>> BEGIN Source material

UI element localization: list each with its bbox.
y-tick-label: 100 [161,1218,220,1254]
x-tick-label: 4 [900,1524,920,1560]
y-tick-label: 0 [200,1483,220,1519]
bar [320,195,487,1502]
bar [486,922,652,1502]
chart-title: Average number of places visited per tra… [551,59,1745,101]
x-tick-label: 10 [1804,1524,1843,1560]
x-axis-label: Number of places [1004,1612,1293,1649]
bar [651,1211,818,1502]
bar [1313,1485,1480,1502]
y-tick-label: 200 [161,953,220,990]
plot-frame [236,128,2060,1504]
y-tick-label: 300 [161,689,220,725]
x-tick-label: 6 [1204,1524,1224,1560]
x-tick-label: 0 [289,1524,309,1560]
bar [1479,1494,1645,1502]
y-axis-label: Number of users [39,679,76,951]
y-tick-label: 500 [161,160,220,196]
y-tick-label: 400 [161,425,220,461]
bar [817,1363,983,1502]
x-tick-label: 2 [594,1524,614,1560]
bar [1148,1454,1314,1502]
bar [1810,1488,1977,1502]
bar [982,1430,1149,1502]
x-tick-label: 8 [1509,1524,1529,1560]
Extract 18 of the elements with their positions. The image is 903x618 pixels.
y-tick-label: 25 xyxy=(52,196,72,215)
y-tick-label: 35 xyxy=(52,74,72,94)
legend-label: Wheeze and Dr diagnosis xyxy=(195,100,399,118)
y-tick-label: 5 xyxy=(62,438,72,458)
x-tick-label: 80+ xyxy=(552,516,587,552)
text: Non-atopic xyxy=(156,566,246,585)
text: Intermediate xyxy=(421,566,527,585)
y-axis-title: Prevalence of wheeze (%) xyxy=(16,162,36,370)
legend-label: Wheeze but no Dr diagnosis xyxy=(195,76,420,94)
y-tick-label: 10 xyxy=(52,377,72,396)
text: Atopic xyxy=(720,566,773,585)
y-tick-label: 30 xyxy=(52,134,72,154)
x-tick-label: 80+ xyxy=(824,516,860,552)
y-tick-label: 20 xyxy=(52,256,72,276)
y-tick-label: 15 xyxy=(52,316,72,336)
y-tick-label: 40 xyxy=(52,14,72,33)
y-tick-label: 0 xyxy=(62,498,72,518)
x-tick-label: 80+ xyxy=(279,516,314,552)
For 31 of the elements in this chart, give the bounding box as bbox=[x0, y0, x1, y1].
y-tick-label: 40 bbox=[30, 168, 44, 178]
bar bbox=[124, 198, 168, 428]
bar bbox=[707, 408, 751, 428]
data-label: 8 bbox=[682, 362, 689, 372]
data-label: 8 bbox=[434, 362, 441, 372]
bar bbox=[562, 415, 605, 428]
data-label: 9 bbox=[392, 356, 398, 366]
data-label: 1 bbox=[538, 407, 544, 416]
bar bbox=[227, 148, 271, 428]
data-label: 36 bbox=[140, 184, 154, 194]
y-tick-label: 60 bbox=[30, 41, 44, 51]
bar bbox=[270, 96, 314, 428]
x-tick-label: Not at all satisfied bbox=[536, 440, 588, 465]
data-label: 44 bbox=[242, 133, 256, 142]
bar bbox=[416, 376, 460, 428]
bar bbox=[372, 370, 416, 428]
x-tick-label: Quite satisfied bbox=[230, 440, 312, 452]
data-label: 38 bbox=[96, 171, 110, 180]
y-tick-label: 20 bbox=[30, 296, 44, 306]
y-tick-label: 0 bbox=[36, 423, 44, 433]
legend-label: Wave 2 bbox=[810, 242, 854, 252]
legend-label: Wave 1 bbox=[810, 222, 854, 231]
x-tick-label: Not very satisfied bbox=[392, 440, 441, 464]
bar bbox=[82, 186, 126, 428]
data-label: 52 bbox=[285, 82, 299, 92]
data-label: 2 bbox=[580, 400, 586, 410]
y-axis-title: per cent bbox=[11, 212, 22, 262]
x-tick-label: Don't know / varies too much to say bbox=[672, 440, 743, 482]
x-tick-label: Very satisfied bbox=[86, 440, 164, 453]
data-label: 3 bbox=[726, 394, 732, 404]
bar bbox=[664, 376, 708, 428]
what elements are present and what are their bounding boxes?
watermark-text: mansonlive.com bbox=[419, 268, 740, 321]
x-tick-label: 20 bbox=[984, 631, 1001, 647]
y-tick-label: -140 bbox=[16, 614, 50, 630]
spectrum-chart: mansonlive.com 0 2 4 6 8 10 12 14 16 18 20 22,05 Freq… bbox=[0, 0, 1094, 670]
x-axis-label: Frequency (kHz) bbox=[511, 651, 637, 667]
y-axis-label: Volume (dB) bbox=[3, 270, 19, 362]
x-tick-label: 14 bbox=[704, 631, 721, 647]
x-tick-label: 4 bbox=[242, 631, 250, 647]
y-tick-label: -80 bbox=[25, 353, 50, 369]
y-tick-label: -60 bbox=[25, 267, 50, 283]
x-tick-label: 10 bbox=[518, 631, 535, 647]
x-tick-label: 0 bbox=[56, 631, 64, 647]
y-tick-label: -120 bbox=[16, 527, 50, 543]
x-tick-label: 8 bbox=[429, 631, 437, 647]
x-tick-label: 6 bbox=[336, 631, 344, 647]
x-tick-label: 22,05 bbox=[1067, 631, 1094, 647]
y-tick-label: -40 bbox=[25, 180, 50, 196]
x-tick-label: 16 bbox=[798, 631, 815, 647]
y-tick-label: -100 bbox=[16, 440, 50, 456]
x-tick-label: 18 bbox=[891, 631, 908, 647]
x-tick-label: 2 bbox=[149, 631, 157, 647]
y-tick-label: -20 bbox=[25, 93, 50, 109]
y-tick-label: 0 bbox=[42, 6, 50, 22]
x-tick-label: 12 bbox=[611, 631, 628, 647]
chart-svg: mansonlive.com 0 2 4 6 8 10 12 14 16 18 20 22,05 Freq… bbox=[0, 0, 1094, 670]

>> END Source material

#### [Exercise requirements]
Can you turn every line of the items above into a JSON list of strings, with one string per line and no blank lines?

#### [Answer to the exercise]
[
  "UI element localization: list each with its bbox.",
  "y-tick-label: 100 [161,1218,220,1254]",
  "x-tick-label: 4 [900,1524,920,1560]",
  "y-tick-label: 0 [200,1483,220,1519]",
  "bar [320,195,487,1502]",
  "bar [486,922,652,1502]",
  "chart-title: Average number of places visited per tra… [551,59,1745,101]",
  "x-tick-label: 10 [1804,1524,1843,1560]",
  "x-axis-label: Number of places [1004,1612,1293,1649]",
  "bar [651,1211,818,1502]",
  "bar [1313,1485,1480,1502]",
  "y-tick-label: 200 [161,953,220,990]",
  "plot-frame [236,128,2060,1504]",
  "y-tick-label: 300 [161,689,220,725]",
  "x-tick-label: 6 [1204,1524,1224,1560]",
  "x-tick-label: 0 [289,1524,309,1560]",
  "bar [1479,1494,1645,1502]",
  "y-axis-label: Number of users [39,679,76,951]",
  "y-tick-label: 500 [161,160,220,196]",
  "y-tick-label: 400 [161,425,220,461]",
  "bar [817,1363,983,1502]",
  "x-tick-label: 2 [594,1524,614,1560]",
  "bar [1148,1454,1314,1502]",
  "bar [1810,1488,1977,1502]",
  "bar [982,1430,1149,1502]",
  "x-tick-label: 8 [1509,1524,1529,1560]",
  "Extract 18 of the elements with their positions. The image is 903x618 pixels.",
  "y-tick-label: 25 xyxy=(52,196,72,215)",
  "y-tick-label: 35 xyxy=(52,74,72,94)",
  "legend-label: Wheeze and Dr diagnosis xyxy=(195,100,399,118)",
  "y-tick-label: 5 xyxy=(62,438,72,458)",
  "x-tick-label: 80+ xyxy=(552,516,587,552)",
  "text: Non-atopic xyxy=(156,566,246,585)",
  "text: Intermediate xyxy=(421,566,527,585)",
  "y-axis-title: Prevalence of wheeze (%) xyxy=(16,162,36,370)",
  "legend-label: Wheeze but no Dr diagnosis xyxy=(195,76,420,94)",
  "y-tick-label: 10 xyxy=(52,377,72,396)",
  "text: Atopic xyxy=(720,566,773,585)",
  "y-tick-label: 30 xyxy=(52,134,72,154)",
  "x-tick-label: 80+ xyxy=(824,516,860,552)",
  "y-tick-label: 20 xyxy=(52,256,72,276)",
  "y-tick-label: 15 xyxy=(52,316,72,336)",
  "y-tick-label: 40 xyxy=(52,14,72,33)",
  "y-tick-label: 0 xyxy=(62,498,72,518)",
  "x-tick-label: 80+ xyxy=(279,516,314,552)",
  "For 31 of the elements in this chart, give the bounding box as bbox=[x0, y0, x1, y1].",
  "y-tick-label: 40 bbox=[30, 168, 44, 178]",
  "bar bbox=[124, 198, 168, 428]",
  "bar bbox=[707, 408, 751, 428]",
  "data-label: 8 bbox=[682, 362, 689, 372]",
  "data-label: 8 bbox=[434, 362, 441, 372]",
  "bar bbox=[562, 415, 605, 428]",
  "data-label: 9 bbox=[392, 356, 398, 366]",
  "data-label: 1 bbox=[538, 407, 544, 416]",
  "bar bbox=[227, 148, 271, 428]",
  "data-label: 36 bbox=[140, 184, 154, 194]",
  "y-tick-label: 60 bbox=[30, 41, 44, 51]",
  "bar bbox=[270, 96, 314, 428]",
  "x-tick-label: Not at all satisfied bbox=[536, 440, 588, 465]",
  "data-label: 44 bbox=[242, 133, 256, 142]",
  "bar bbox=[416, 376, 460, 428]",
  "bar bbox=[372, 370, 416, 428]",
  "x-tick-label: Quite satisfied bbox=[230, 440, 312, 452]",
  "data-label: 38 bbox=[96, 171, 110, 180]",
  "y-tick-label: 20 bbox=[30, 296, 44, 306]",
  "y-tick-label: 0 bbox=[36, 423, 44, 433]",
  "legend-label: Wave 2 bbox=[810, 242, 854, 252]",
  "legend-label: Wave 1 bbox=[810, 222, 854, 231]",
  "x-tick-label: Not very satisfied bbox=[392, 440, 441, 464]",
  "bar bbox=[82, 186, 126, 428]",
  "data-label: 52 bbox=[285, 82, 299, 92]",
  "data-label: 2 bbox=[580, 400, 586, 410]",
  "y-axis-title: per cent bbox=[11, 212, 22, 262]",
  "x-tick-label: Don't know / varies too much to say bbox=[672, 440, 743, 482]",
  "x-tick-label: Very satisfied bbox=[86, 440, 164, 453]",
  "data-label: 3 bbox=[726, 394, 732, 404]",
  "bar bbox=[664, 376, 708, 428]",
  "what elements are present and what are their bounding boxes?",
  "watermark-text: mansonlive.com bbox=[419, 268, 740, 321]",
  "x-tick-label: 20 bbox=[984, 631, 1001, 647]",
  "y-tick-label: -140 bbox=[16, 614, 50, 630]",
  "spectrum-chart: mansonlive.com 0 2 4 6 8 10 12 14 16 18 20 22,05 Freq… bbox=[0, 0, 1094, 670]",
  "x-axis-label: Frequency (kHz) bbox=[511, 651, 637, 667]",
  "y-axis-label: Volume (dB) bbox=[3, 270, 19, 362]",
  "x-tick-label: 14 bbox=[704, 631, 721, 647]",
  "x-tick-label: 4 bbox=[242, 631, 250, 647]",
  "y-tick-label: -80 bbox=[25, 353, 50, 369]",
  "y-tick-label: -60 bbox=[25, 267, 50, 283]",
  "x-tick-label: 10 bbox=[518, 631, 535, 647]",
  "x-tick-label: 0 bbox=[56, 631, 64, 647]",
  "y-tick-label: -120 bbox=[16, 527, 50, 543]",
  "x-tick-label: 8 bbox=[429, 631, 437, 647]",
  "x-tick-label: 6 bbox=[336, 631, 344, 647]",
  "x-tick-label: 22,05 bbox=[1067, 631, 1094, 647]",
  "y-tick-label: -40 bbox=[25, 180, 50, 196]",
  "x-tick-label: 16 bbox=[798, 631, 815, 647]",
  "y-tick-label: -100 bbox=[16, 440, 50, 456]",
  "x-tick-label: 18 bbox=[891, 631, 908, 647]",
  "x-tick-label: 2 bbox=[149, 631, 157, 647]",
  "y-tick-label: -20 bbox=[25, 93, 50, 109]",
  "y-tick-label: 0 bbox=[42, 6, 50, 22]",
  "x-tick-label: 12 bbox=[611, 631, 628, 647]",
  "chart-svg: mansonlive.com 0 2 4 6 8 10 12 14 16 18 20 22,05 Freq… bbox=[0, 0, 1094, 670]"
]